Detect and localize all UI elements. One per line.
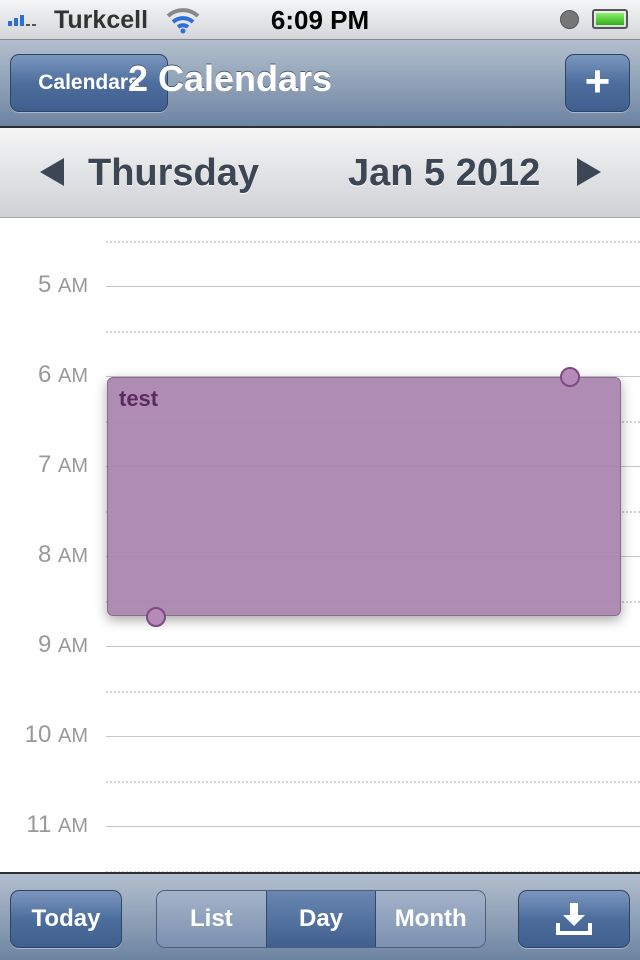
hour-label: 5 AM [0,271,88,299]
battery-icon [592,9,628,29]
add-event-button[interactable]: + [565,54,630,112]
hour-number: 5 [37,271,52,298]
hour-label: 7 AM [0,451,88,479]
clock-icon [560,10,579,29]
hour-line [106,826,640,827]
half-hour-line [106,691,640,693]
hour-ampm: AM [58,455,88,477]
half-hour-line [106,781,640,783]
half-hour-line [106,331,640,333]
previous-day-icon[interactable] [40,158,64,186]
hour-number: 7 [37,451,52,478]
hour-number: 6 [37,361,52,388]
hour-ampm: AM [58,365,88,387]
half-hour-line [106,241,640,243]
event-start-drag-handle[interactable] [146,607,166,627]
hour-line [106,286,640,287]
hour-line [106,736,640,737]
status-time: 6:09 PM [270,5,370,35]
event-title: test [119,386,159,411]
next-day-icon[interactable] [577,158,601,186]
hour-label: 10 AM [0,721,88,749]
segment-list[interactable]: List [157,891,266,947]
hour-ampm: AM [58,725,88,747]
hour-number: 9 [37,631,52,658]
hour-ampm: AM [58,275,88,297]
hour-label: 9 AM [0,631,88,659]
navigation-bar: Calendars 2 Calendars + [0,40,640,128]
hour-number: 11 [26,811,52,838]
hour-label: 11 AM [0,811,88,839]
bottom-toolbar: Today List Day Month [0,872,640,960]
inbox-button[interactable] [518,890,630,948]
page-title: 2 Calendars [127,58,333,99]
date-label: Jan 5 2012 [348,152,541,194]
today-button[interactable]: Today [10,890,122,948]
hour-label: 8 AM [0,541,88,569]
hour-ampm: AM [58,545,88,567]
day-grid[interactable]: 5 AM 6 AM 7 AM 8 AM 9 AM 10 AM 11 AM test [0,218,640,872]
day-name: Thursday [88,152,260,194]
hour-ampm: AM [58,815,88,837]
event-block[interactable]: test [107,367,621,627]
hour-number: 8 [37,541,52,568]
hour-label: 6 AM [0,361,88,389]
status-bar: Turkcell 6:09 PM [0,0,640,40]
segment-month[interactable]: Month [376,891,485,947]
segment-day[interactable]: Day [265,891,377,947]
date-bar: Thursday Jan 5 2012 [0,128,640,218]
event-end-drag-handle[interactable] [560,367,580,387]
download-tray-icon [556,903,592,935]
hour-number: 10 [24,721,52,748]
hour-ampm: AM [58,635,88,657]
hour-line [106,646,640,647]
view-segmented-control: List Day Month [156,890,486,948]
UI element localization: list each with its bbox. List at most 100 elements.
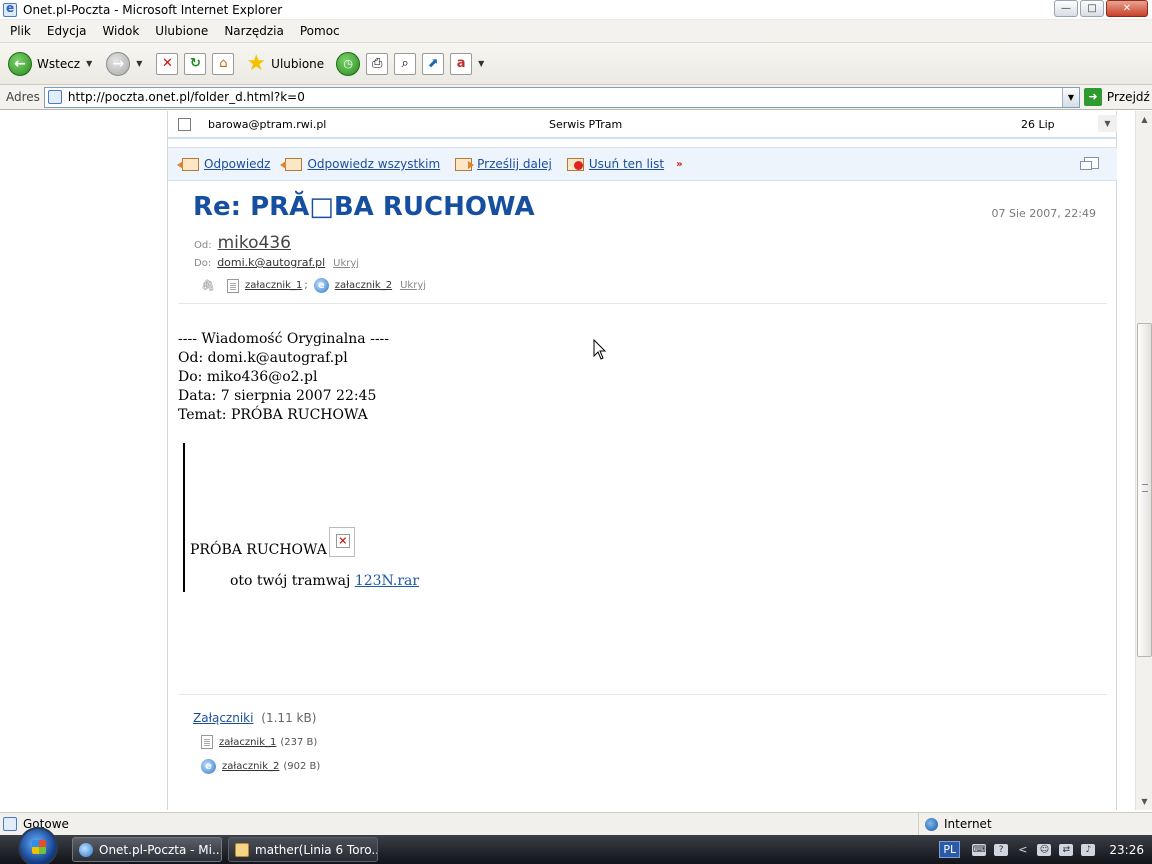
* * *
- What is expected -
Recast the items from the line containing "hour-label: 5 AM [0,271,88,299]" through the line containing "hour-number: 11 [26,811,52,838]" as a Markdown table with the columns Row and Entry, numbering each row and omitting blank lines. Start at the line containing "hour-label: 5 AM [0,271,88,299]" and end after the line containing "hour-number: 11 [26,811,52,838]".

- Finished task -
| Row | Entry |
|---|---|
| 1 | hour-label: 5 AM [0,271,88,299] |
| 2 | battery-icon [592,9,628,29] |
| 3 | add-event-button[interactable]: + [565,54,630,112] |
| 4 | hour-number: 5 [37,271,52,298] |
| 5 | hour-label: 7 AM [0,451,88,479] |
| 6 | clock-icon [560,10,579,29] |
| 7 | hour-line [106,826,640,827] |
| 8 | half-hour-line [106,691,640,693] |
| 9 | hour-ampm: AM [58,455,88,477] |
| 10 | half-hour-line [106,781,640,783] |
| 11 | half-hour-line [106,331,640,333] |
| 12 | previous-day-icon[interactable] [40,158,64,186] |
| 13 | hour-number: 7 [37,451,52,478] |
| 14 | hour-number: 6 [37,361,52,388] |
| 15 | hour-ampm: AM [58,365,88,387] |
| 16 | half-hour-line [106,241,640,243] |
| 17 | event-start-drag-handle[interactable] [146,607,166,627] |
| 18 | hour-line [106,286,640,287] |
| 19 | hour-line [106,736,640,737] |
| 20 | status-time: 6:09 PM [270,5,370,35] |
| 21 | event-title: test [119,386,159,411] |
| 22 | next-day-icon[interactable] [577,158,601,186] |
| 23 | hour-label: 10 AM [0,721,88,749] |
| 24 | segment-list[interactable]: List [157,891,266,947] |
| 25 | hour-ampm: AM [58,725,88,747] |
| 26 | hour-number: 9 [37,631,52,658] |
| 27 | hour-ampm: AM [58,275,88,297] |
| 28 | hour-label: 9 AM [0,631,88,659] |
| 29 | navigation-bar: Calendars 2 Calendars + [0,40,640,128] |
| 30 | hour-number: 11 [26,811,52,838] |